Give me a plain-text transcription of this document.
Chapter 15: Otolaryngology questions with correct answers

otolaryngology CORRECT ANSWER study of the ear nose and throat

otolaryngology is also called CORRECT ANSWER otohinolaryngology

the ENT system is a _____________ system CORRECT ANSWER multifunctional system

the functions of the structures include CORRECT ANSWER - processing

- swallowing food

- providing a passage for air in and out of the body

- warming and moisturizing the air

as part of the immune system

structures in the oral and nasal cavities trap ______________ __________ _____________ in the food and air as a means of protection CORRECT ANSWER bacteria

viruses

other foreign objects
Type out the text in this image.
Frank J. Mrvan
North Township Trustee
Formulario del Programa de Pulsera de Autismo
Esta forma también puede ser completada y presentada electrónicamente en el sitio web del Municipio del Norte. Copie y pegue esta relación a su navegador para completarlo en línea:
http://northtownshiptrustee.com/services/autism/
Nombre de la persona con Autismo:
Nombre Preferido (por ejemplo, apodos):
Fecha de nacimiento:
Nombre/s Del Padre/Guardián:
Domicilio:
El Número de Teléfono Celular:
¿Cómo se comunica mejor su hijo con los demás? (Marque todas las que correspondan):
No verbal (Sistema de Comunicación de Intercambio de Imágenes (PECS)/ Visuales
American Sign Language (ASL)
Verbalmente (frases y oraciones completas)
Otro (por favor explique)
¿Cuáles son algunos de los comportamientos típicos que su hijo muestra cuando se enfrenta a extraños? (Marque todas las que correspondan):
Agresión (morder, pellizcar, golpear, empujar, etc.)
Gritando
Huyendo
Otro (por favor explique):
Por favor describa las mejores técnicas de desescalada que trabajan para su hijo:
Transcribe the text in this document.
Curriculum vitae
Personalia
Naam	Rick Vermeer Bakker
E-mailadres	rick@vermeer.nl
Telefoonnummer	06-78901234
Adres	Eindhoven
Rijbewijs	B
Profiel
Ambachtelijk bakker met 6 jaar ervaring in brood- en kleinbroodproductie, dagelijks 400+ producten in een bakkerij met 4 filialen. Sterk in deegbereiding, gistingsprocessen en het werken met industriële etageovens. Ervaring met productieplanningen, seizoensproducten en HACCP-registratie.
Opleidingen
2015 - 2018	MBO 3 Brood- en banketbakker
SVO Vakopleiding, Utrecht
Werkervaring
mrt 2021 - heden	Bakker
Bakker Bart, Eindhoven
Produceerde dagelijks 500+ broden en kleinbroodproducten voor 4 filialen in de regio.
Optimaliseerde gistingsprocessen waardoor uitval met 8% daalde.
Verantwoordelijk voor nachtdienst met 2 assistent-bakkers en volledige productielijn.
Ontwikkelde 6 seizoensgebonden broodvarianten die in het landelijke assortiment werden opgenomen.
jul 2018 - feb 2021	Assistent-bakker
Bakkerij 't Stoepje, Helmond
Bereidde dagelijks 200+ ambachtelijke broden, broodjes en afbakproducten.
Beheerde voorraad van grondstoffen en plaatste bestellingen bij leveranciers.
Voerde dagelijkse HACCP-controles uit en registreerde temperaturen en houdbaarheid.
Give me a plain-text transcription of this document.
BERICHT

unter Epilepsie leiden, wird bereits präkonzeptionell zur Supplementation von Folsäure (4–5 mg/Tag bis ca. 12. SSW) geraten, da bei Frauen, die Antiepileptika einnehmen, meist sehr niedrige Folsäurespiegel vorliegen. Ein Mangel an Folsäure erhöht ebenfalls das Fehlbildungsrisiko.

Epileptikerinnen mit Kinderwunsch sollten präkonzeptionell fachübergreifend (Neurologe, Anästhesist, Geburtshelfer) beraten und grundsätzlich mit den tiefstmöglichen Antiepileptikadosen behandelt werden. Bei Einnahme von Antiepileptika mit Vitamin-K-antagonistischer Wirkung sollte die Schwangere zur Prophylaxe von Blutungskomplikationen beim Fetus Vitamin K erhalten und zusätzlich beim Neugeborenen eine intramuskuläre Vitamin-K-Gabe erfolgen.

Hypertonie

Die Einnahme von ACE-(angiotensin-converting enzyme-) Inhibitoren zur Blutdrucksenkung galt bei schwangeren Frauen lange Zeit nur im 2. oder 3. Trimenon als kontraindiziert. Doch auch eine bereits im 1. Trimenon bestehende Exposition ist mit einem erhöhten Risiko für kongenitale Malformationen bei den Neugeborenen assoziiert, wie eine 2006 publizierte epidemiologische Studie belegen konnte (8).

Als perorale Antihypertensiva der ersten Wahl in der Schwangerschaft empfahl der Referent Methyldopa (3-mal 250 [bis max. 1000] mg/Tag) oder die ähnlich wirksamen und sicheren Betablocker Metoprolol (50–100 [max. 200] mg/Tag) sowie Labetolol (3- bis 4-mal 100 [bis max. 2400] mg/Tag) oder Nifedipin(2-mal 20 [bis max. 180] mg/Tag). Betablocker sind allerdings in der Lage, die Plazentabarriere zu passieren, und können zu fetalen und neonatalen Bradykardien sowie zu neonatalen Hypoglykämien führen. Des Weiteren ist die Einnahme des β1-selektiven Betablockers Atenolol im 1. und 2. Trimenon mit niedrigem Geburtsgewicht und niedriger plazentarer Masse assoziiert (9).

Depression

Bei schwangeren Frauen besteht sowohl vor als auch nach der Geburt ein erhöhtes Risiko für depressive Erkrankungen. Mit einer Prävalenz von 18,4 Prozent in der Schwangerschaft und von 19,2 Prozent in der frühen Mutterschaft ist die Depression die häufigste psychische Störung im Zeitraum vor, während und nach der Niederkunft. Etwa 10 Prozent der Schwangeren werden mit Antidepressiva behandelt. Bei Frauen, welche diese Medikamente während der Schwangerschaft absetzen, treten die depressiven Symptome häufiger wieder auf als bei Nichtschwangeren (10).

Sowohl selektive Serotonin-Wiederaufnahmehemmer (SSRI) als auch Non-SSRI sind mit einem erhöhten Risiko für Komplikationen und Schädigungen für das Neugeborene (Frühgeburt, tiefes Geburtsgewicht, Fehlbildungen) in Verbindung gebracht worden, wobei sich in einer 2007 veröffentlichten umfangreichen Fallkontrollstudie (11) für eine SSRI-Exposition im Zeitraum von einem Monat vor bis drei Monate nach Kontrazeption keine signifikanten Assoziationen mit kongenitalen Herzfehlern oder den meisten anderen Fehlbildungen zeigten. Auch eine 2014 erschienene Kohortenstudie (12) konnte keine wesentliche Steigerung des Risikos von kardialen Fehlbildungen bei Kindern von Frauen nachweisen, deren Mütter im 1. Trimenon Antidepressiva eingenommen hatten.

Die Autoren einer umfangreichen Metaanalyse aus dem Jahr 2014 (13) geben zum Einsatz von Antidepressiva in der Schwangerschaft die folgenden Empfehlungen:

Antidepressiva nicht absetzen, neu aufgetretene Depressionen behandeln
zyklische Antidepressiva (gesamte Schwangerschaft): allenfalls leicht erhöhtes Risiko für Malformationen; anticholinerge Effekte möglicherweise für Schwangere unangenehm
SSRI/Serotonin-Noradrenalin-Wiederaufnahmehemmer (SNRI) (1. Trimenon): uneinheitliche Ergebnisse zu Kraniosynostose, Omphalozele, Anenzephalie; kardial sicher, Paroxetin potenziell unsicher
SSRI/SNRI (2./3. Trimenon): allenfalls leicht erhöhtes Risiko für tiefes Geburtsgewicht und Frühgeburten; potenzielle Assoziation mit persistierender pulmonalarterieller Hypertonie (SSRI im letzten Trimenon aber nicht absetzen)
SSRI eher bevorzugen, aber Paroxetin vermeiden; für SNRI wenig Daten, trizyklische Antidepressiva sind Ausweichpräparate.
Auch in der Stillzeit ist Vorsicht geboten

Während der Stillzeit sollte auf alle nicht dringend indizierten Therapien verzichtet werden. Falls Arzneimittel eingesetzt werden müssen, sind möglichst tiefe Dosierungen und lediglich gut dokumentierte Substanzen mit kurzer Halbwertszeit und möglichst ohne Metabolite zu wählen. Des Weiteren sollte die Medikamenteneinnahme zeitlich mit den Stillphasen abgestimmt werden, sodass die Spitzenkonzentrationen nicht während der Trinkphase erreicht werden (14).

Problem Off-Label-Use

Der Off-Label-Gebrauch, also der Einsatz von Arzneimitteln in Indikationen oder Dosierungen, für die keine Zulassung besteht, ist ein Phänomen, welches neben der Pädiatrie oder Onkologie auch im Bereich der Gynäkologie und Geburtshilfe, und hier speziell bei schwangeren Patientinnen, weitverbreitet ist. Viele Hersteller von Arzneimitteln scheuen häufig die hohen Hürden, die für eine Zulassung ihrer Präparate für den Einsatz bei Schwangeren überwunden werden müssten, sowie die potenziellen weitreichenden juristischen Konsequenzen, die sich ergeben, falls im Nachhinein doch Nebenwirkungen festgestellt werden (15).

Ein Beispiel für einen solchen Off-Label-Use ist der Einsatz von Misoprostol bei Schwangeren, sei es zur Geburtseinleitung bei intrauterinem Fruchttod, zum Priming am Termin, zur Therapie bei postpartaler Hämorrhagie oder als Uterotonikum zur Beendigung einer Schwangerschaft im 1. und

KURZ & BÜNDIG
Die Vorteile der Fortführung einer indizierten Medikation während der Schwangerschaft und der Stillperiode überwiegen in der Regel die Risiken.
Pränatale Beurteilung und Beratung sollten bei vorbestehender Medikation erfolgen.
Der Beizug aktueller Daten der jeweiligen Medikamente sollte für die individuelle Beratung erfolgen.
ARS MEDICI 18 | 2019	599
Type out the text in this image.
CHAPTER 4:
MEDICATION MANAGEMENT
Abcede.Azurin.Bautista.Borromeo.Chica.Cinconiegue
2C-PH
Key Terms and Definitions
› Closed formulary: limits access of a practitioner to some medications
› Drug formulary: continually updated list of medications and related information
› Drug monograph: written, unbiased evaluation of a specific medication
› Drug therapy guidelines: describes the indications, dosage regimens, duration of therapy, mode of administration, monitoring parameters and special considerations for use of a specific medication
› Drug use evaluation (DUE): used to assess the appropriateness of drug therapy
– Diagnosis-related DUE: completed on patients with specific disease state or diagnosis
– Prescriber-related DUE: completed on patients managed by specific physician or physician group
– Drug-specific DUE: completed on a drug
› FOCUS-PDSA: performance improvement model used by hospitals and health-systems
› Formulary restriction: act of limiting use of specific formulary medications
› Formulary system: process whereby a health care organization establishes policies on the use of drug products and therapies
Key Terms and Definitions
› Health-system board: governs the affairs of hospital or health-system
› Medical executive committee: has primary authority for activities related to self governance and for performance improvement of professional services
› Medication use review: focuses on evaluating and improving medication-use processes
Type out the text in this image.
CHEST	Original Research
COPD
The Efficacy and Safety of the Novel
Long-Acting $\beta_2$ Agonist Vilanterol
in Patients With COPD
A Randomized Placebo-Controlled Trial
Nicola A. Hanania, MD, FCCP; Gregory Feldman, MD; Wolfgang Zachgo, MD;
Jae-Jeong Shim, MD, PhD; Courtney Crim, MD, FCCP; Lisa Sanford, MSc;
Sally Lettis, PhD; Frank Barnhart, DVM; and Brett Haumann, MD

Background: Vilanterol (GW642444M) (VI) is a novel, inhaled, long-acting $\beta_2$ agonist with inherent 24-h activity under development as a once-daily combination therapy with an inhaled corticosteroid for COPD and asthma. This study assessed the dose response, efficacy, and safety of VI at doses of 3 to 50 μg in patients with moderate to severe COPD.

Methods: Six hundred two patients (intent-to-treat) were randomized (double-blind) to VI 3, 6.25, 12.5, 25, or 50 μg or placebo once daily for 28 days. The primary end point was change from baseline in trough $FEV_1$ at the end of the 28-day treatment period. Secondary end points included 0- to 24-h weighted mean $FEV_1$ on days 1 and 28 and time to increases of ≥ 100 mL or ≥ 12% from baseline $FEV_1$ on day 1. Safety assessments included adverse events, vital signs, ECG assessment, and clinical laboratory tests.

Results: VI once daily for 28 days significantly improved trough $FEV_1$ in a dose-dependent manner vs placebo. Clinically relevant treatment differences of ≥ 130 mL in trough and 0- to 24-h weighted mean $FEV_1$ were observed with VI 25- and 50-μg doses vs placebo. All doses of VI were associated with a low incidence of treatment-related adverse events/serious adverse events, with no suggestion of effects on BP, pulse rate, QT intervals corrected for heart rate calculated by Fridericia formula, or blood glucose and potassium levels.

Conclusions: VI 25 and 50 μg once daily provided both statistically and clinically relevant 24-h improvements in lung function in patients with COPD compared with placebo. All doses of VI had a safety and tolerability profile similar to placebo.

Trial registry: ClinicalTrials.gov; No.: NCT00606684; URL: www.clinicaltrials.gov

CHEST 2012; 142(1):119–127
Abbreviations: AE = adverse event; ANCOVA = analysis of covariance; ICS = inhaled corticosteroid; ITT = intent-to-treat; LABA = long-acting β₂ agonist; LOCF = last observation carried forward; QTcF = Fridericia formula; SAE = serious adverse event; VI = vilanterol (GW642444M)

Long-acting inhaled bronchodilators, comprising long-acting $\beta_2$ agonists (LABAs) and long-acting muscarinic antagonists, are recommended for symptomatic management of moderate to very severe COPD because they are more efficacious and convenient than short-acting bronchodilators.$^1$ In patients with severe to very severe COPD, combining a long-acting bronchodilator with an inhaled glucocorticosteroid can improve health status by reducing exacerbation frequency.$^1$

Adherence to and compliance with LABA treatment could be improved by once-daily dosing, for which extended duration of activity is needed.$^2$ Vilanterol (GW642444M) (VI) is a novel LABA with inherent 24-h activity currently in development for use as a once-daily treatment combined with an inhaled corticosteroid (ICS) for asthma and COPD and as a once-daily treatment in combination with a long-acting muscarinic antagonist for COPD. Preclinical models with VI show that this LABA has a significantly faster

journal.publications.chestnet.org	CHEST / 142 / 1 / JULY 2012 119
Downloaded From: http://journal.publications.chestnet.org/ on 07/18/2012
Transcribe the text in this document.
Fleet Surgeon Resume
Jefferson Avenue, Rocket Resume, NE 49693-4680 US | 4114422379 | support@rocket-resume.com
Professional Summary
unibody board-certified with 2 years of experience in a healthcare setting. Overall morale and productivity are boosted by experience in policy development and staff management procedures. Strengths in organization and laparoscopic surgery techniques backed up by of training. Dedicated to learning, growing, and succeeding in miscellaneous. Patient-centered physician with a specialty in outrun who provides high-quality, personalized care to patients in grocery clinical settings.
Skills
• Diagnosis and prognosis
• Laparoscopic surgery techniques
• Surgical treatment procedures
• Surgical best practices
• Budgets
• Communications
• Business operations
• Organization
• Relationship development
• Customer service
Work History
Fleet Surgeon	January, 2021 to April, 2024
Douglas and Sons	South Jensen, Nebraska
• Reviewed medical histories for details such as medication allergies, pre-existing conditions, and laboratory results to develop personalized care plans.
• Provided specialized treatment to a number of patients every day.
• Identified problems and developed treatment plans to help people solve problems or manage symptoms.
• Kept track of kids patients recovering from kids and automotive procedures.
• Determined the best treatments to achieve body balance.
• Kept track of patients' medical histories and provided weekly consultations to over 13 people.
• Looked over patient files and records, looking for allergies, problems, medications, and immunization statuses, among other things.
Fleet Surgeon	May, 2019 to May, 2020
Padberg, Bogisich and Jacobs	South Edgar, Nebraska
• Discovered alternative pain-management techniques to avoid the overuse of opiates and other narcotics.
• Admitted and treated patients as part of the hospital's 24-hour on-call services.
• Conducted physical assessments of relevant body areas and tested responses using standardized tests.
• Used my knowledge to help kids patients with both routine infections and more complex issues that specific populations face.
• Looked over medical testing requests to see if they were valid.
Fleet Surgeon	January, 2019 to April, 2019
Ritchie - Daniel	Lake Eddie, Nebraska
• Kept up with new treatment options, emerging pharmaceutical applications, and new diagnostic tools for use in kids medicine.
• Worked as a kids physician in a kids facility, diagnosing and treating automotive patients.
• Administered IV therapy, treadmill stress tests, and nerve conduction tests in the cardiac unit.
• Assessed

====================

=== ACTIVITY ===
Copy out each line of the listing that holds the word "April".

=== REPLY ===
Fleet Surgeon	January, 2021 to April, 2024
Fleet Surgeon	January, 2019 to April, 2019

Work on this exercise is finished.